Your instructions –
Look through the material below. Copy every line with the string "document" in it.

Source records –
_ _ _ _
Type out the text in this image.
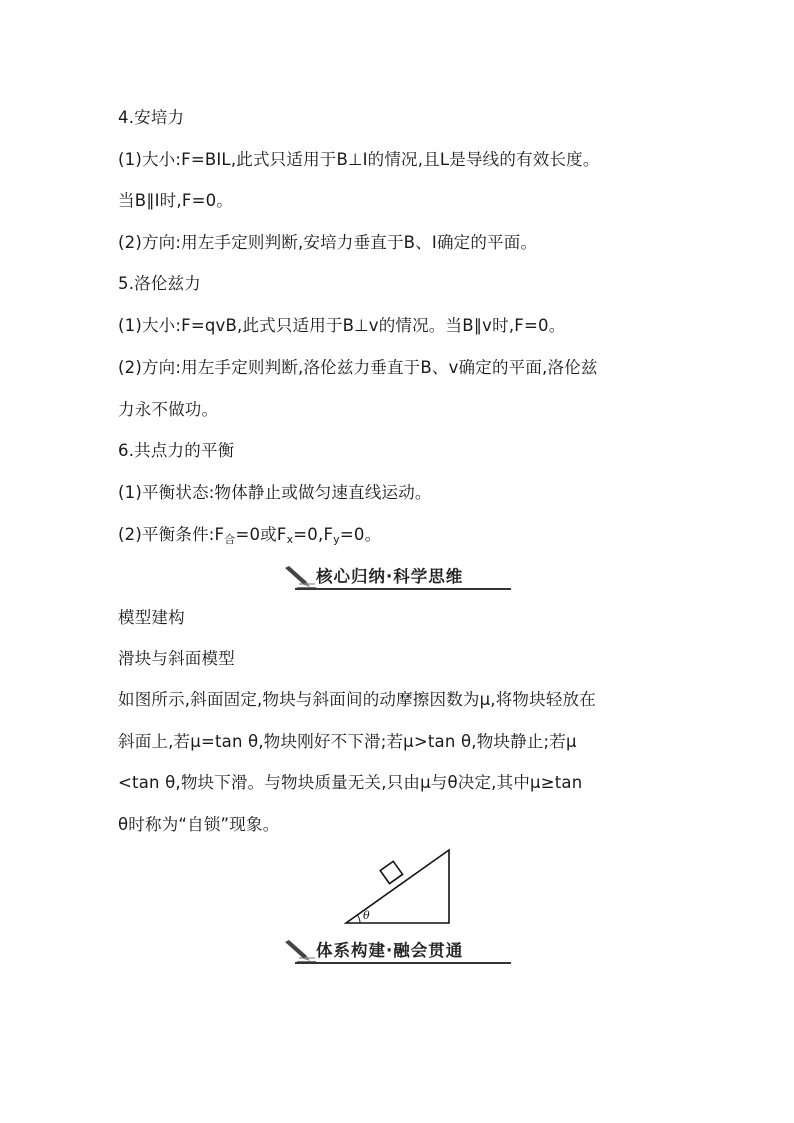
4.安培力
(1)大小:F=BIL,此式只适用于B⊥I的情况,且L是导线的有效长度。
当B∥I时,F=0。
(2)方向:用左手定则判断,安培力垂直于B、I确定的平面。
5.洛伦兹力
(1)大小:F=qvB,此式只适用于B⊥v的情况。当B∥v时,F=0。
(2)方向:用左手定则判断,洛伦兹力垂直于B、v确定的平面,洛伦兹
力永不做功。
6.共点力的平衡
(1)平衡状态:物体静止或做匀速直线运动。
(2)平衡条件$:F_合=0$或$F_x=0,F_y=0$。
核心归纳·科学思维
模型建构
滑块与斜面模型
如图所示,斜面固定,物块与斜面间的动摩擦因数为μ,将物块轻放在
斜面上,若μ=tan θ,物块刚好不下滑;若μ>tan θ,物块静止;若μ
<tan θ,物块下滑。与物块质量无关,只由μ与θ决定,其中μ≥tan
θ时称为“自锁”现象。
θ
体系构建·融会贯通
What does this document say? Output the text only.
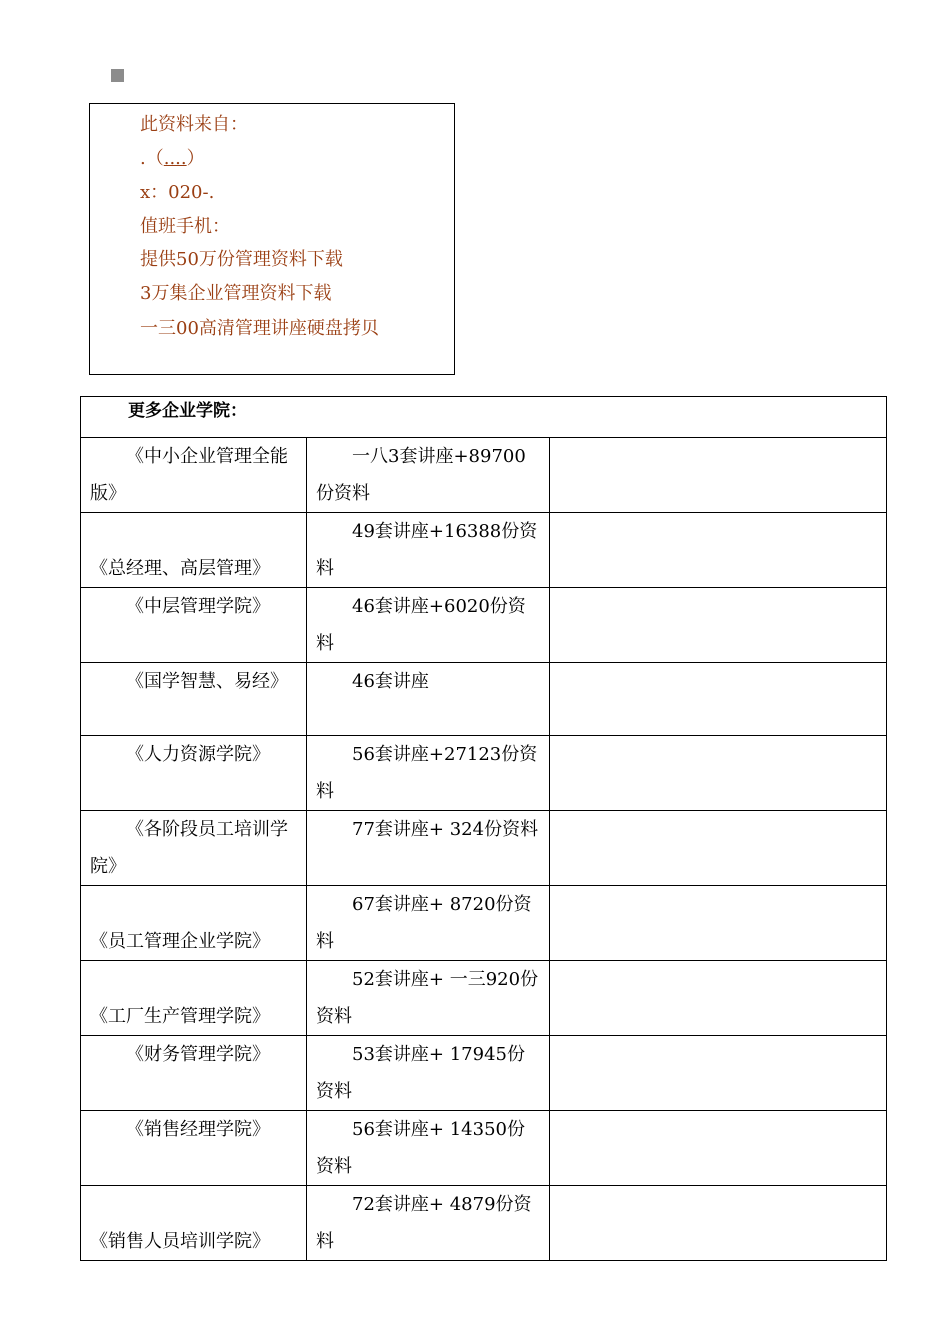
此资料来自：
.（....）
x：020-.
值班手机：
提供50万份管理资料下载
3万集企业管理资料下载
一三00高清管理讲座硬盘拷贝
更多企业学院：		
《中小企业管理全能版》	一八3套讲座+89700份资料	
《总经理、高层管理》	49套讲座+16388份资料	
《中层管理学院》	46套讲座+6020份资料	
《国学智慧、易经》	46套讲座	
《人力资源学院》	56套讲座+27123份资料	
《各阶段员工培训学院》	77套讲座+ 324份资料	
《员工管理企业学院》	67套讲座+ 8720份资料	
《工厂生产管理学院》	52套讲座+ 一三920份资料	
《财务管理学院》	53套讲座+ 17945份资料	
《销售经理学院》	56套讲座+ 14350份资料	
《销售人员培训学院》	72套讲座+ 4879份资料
_ _ _ _
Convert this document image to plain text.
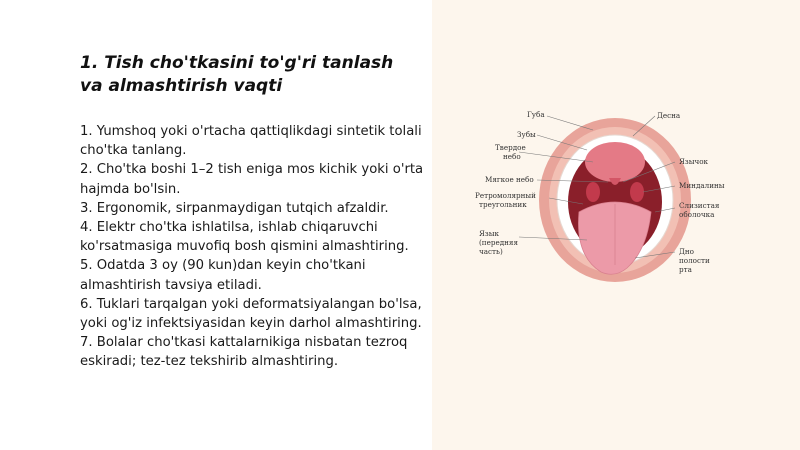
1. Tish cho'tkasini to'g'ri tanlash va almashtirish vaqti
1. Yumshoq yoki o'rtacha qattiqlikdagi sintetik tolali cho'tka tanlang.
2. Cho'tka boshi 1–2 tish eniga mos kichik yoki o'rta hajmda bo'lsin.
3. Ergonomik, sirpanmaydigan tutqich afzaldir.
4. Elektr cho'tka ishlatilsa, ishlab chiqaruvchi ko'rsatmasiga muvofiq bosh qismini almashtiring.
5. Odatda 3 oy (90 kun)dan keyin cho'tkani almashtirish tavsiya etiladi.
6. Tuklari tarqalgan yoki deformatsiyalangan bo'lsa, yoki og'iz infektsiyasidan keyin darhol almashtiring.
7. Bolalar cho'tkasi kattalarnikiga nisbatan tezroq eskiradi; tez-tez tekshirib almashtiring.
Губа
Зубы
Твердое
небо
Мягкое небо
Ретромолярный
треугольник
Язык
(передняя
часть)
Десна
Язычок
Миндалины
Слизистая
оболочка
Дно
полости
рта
_ _ _ _
Answer in full –
What does this document say? Output the text only.
Convert this document image to plain text.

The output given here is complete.